START RECORDS FOR THE EXERCISE

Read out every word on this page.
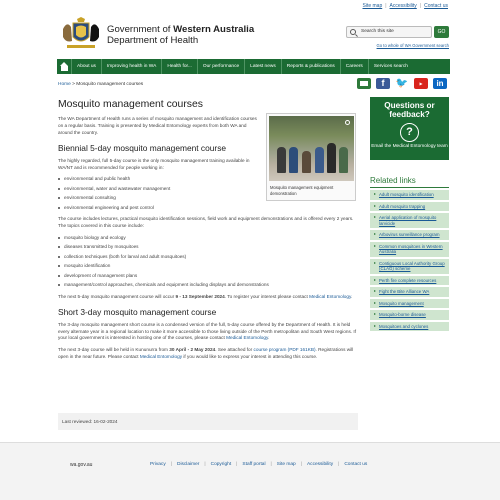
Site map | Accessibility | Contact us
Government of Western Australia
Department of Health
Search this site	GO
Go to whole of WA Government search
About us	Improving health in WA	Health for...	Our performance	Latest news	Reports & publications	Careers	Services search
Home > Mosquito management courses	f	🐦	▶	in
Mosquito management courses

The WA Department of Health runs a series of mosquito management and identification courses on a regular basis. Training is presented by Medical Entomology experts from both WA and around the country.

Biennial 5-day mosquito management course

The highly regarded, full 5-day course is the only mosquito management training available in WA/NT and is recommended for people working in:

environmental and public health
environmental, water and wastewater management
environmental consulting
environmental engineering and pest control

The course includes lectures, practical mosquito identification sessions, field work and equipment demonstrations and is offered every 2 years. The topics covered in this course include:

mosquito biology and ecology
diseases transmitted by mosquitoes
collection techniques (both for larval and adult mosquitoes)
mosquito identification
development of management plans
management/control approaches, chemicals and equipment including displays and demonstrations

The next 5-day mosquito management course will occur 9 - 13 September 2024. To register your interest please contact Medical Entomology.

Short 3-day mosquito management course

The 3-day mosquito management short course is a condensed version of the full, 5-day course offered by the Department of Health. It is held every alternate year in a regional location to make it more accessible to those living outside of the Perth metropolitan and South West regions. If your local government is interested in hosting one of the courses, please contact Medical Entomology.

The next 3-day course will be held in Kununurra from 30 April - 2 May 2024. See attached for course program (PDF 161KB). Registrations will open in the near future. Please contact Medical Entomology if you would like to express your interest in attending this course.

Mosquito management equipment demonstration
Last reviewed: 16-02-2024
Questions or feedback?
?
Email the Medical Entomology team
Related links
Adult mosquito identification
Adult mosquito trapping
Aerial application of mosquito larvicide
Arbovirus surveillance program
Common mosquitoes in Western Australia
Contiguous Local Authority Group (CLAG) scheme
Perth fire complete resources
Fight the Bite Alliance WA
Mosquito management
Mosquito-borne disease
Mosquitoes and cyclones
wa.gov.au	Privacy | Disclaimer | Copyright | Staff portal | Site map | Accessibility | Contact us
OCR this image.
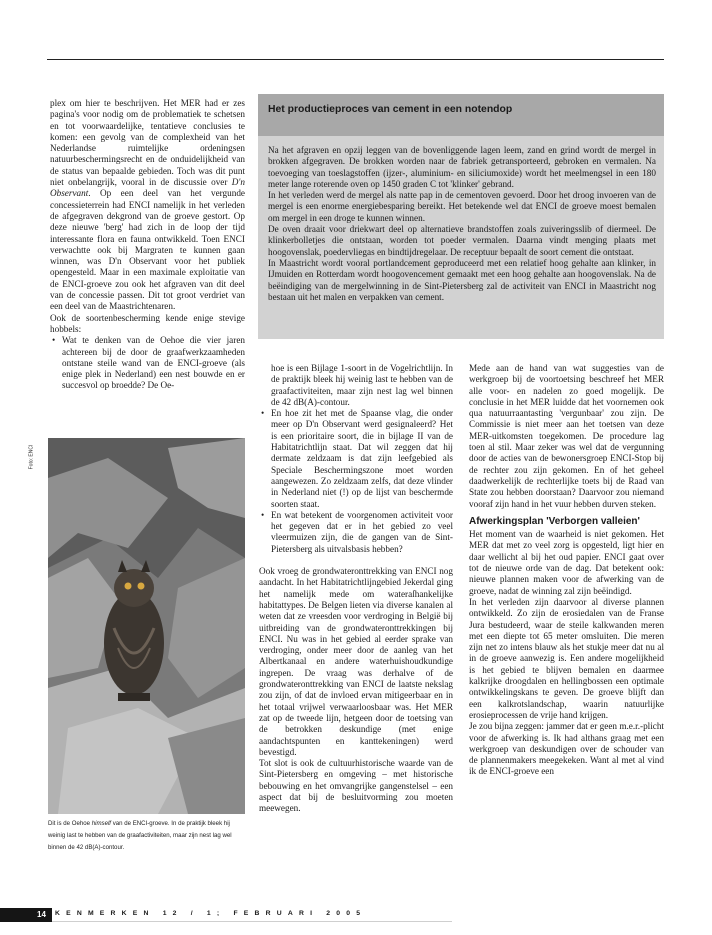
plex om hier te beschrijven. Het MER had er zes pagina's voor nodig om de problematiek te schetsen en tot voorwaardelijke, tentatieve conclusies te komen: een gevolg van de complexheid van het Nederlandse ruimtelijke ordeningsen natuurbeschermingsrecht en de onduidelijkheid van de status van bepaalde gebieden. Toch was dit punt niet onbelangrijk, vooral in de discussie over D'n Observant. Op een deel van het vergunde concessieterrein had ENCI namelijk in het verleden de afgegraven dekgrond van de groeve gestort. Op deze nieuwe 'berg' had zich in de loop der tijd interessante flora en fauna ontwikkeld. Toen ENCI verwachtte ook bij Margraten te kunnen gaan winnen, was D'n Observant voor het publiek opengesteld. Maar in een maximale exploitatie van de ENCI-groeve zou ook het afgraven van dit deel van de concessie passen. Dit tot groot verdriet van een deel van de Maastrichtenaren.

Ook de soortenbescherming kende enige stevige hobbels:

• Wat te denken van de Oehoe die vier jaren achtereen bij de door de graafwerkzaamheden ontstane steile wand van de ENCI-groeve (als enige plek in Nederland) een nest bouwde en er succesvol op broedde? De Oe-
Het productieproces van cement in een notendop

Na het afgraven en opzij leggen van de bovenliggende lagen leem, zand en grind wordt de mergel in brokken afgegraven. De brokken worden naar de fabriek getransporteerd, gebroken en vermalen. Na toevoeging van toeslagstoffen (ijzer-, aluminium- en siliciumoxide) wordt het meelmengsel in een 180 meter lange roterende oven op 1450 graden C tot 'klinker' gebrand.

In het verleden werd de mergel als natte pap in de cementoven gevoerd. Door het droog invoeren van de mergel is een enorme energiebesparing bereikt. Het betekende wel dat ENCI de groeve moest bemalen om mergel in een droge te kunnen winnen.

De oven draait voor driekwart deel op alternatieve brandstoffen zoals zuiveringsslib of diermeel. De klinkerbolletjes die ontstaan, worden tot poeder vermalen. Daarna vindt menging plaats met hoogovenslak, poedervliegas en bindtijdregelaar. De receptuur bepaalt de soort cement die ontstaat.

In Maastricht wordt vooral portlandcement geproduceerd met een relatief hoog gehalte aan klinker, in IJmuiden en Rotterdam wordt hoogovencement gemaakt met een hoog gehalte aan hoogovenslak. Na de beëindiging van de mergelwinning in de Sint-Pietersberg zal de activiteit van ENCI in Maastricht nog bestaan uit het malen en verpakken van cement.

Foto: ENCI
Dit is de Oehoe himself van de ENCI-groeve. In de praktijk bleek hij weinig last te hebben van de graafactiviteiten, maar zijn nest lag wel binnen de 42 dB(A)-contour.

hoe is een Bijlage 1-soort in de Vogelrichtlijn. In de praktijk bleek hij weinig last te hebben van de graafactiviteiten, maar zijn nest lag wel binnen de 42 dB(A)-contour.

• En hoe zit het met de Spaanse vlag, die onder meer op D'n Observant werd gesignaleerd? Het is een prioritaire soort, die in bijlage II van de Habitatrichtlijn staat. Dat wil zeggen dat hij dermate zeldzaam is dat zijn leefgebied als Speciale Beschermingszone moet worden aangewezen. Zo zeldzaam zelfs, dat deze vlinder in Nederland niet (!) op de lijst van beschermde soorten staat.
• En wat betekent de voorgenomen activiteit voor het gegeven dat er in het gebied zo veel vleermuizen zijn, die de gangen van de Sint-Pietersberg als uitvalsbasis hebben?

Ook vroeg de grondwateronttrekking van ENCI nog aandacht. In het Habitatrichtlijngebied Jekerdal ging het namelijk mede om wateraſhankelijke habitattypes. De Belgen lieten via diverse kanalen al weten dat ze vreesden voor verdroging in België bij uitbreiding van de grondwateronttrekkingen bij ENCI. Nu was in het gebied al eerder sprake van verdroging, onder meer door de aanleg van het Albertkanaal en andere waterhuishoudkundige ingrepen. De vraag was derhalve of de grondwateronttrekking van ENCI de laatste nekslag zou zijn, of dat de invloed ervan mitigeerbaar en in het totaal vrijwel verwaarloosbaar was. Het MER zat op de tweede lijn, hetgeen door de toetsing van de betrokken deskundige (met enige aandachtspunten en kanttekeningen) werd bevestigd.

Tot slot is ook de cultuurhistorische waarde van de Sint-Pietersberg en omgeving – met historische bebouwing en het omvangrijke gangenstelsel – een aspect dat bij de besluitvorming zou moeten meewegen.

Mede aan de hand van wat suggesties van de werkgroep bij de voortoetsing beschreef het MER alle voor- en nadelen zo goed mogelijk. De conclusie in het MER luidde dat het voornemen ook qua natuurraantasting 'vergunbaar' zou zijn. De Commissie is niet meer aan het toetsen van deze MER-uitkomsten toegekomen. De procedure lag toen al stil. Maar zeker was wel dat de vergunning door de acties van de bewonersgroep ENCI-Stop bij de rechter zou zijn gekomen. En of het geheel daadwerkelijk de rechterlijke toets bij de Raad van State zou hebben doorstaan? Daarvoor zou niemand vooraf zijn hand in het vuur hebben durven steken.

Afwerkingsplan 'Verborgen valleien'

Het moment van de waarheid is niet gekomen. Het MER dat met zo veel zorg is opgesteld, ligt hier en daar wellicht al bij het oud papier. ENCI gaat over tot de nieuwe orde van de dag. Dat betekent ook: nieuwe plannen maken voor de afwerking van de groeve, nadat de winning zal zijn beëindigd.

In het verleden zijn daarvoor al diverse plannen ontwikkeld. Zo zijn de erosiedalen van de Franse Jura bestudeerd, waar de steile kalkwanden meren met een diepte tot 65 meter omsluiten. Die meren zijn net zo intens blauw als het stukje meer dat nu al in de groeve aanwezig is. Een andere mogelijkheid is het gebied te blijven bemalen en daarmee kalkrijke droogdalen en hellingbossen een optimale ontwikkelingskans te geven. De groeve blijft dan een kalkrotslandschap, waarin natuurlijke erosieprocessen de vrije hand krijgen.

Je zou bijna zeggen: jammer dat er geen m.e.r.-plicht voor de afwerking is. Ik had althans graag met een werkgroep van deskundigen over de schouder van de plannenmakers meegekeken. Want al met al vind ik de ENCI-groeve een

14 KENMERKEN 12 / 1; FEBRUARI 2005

END RECORDS FOR THE EXERCISE
START RECORDS FOR THE EXERCISE

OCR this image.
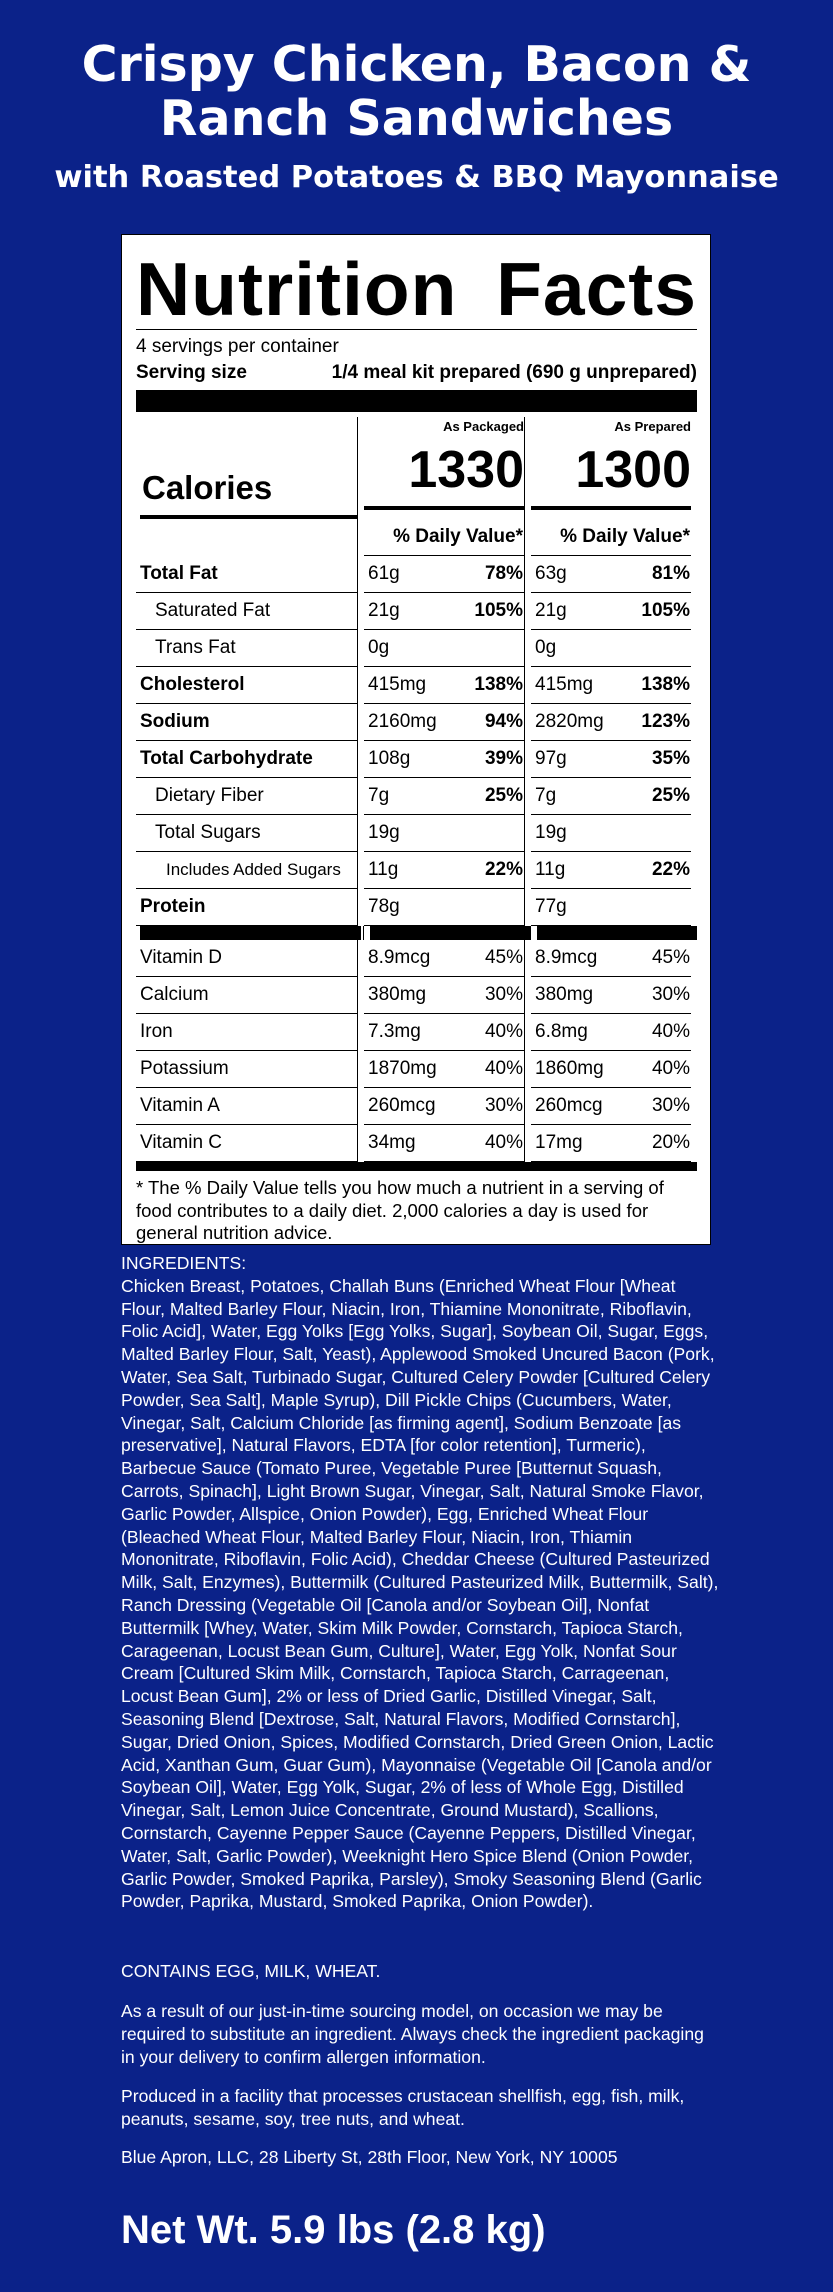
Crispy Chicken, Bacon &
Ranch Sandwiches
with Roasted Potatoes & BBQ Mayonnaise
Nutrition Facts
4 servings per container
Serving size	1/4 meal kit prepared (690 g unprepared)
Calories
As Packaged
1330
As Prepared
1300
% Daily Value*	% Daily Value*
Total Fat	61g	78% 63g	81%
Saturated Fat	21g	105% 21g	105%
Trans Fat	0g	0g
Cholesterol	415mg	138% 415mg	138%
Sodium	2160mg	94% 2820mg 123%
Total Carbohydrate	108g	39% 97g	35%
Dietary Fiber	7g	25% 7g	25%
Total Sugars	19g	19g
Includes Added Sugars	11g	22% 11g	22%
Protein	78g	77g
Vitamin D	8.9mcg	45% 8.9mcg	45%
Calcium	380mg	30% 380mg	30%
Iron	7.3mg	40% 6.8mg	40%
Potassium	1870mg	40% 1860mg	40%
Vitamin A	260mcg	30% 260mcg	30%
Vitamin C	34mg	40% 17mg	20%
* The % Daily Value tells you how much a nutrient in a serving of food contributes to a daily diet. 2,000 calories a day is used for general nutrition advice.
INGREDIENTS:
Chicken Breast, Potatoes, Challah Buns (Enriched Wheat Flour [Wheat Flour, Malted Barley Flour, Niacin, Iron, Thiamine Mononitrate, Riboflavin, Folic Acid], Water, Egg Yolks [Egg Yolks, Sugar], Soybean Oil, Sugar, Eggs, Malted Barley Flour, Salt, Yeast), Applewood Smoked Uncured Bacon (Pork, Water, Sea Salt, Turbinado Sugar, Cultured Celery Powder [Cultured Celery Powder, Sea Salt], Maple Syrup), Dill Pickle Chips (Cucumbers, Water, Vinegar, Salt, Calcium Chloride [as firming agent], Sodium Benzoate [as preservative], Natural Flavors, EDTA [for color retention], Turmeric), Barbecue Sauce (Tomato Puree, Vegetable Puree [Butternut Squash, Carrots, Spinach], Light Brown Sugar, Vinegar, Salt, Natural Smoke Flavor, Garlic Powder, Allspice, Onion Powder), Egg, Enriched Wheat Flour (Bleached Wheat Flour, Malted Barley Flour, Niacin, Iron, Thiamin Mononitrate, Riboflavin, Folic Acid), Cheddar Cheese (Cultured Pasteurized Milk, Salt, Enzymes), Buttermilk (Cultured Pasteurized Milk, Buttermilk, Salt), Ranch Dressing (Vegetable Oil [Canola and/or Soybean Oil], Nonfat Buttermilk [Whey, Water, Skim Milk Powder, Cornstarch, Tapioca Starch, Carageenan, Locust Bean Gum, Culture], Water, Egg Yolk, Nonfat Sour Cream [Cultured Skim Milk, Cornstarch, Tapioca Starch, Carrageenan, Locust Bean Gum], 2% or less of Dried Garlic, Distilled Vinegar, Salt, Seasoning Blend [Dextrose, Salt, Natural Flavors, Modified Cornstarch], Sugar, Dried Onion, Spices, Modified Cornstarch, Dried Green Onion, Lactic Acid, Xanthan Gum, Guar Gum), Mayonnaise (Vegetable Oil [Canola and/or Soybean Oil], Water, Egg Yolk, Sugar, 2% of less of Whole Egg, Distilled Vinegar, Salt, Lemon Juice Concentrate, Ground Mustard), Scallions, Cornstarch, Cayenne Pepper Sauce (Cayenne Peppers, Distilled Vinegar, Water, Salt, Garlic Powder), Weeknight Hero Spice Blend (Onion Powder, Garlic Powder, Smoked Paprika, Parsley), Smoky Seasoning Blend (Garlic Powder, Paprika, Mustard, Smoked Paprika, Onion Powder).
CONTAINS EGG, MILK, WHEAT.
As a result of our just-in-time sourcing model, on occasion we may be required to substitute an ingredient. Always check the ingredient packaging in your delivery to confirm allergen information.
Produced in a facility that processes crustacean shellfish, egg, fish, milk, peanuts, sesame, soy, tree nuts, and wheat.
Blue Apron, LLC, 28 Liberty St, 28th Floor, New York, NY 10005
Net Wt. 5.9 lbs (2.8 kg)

END RECORDS FOR THE EXERCISE

▸ WHAT THE TASK ASKS:
Filter the records for the word "Accessibility" and show every line that has it.

▸ RESPONSE BOX:
Site map | Accessibility | Contact us
wa.gov.au	Privacy | Disclaimer | Copyright | Staff portal | Site map | Accessibility | Contact us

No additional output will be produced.